| Task details |
In the listing below, how many lines contain the word "معين"? Please respond with the number only.

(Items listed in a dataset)
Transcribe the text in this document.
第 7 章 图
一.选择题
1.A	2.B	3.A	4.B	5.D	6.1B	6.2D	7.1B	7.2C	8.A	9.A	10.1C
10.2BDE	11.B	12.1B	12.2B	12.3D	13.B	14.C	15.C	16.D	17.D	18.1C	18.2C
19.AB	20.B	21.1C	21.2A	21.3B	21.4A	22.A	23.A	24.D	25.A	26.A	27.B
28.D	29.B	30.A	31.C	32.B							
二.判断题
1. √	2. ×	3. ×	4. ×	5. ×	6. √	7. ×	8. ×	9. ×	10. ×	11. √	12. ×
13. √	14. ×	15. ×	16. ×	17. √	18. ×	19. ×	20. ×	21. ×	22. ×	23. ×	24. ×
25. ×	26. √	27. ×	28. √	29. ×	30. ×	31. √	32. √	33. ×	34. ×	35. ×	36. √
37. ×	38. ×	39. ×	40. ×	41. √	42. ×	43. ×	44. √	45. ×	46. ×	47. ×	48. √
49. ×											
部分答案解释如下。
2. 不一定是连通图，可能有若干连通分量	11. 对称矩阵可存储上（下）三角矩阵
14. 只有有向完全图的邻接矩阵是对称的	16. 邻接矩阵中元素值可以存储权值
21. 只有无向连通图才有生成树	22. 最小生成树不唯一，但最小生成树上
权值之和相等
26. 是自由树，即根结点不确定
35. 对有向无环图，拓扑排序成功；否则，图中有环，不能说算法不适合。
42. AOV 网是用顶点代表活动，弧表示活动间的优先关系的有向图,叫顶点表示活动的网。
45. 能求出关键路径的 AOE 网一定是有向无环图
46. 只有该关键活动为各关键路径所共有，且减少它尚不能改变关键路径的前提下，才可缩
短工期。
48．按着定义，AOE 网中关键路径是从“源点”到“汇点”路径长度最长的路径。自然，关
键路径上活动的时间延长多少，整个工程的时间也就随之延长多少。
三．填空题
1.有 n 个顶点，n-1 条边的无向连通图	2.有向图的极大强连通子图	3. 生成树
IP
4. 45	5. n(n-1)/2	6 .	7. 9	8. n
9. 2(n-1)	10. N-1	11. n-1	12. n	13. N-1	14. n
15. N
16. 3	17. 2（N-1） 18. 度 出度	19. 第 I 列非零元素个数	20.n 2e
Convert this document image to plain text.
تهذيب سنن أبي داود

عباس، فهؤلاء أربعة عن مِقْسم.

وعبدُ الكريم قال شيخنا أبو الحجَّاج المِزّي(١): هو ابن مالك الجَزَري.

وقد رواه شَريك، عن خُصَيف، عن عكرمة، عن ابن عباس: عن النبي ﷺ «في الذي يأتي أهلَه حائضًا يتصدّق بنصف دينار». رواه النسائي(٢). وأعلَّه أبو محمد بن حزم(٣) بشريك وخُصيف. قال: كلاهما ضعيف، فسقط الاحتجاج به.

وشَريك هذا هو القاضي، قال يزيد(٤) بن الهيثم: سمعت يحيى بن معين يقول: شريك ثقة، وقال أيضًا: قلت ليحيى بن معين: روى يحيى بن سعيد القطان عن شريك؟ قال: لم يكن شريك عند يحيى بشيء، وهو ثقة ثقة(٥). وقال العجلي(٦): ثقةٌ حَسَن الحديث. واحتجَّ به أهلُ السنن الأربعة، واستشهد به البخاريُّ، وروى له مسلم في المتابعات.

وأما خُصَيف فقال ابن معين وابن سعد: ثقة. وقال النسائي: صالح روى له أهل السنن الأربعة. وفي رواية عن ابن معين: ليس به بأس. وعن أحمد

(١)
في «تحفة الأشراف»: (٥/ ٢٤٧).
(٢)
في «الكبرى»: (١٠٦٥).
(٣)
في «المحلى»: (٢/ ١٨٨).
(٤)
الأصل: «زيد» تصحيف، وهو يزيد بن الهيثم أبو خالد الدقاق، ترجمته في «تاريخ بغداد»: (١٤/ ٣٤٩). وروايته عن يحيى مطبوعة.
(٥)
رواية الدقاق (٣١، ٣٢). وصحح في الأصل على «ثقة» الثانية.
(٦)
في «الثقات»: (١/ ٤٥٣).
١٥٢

| Response to this exercise |
2